◆ WORK TO DO: Pick out each line with the word "你能提出什么数学问题" from the material that follows.

(Dataset entries)
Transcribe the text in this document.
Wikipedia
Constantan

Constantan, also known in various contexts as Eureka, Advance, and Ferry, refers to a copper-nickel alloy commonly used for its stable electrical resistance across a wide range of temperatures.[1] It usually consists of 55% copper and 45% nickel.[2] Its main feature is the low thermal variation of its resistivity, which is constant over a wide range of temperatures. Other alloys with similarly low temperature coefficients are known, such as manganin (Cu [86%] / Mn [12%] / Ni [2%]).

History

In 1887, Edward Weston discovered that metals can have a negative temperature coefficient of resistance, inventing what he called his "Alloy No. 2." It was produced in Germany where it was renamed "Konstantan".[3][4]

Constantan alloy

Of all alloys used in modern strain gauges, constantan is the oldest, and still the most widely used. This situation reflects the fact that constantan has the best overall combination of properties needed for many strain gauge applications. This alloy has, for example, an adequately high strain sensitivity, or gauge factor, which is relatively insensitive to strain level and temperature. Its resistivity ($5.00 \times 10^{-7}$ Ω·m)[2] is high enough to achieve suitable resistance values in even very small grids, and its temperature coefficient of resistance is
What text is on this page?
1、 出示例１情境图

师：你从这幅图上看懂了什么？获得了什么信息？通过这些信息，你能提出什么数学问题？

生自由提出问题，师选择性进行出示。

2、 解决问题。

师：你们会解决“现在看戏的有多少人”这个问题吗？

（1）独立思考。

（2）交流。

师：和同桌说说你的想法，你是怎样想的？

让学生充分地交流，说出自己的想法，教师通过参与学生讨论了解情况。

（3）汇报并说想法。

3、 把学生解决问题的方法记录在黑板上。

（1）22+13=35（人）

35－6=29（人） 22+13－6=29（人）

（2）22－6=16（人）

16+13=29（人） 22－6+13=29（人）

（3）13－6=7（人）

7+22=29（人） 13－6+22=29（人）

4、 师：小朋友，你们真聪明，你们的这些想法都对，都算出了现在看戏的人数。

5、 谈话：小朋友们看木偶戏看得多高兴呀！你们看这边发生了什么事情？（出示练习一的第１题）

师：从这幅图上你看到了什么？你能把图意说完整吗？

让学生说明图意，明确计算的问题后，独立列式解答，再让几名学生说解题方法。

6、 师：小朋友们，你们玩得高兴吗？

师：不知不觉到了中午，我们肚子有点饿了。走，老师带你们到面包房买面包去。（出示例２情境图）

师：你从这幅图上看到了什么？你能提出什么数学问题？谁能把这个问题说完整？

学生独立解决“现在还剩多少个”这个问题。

◆ THE SOLUTION:
师：你从这幅图上看懂了什么？获得了什么信息？通过这些信息，你能提出什么数学问题？
师：你从这幅图上看到了什么？你能提出什么数学问题？谁能把这个问题说完整？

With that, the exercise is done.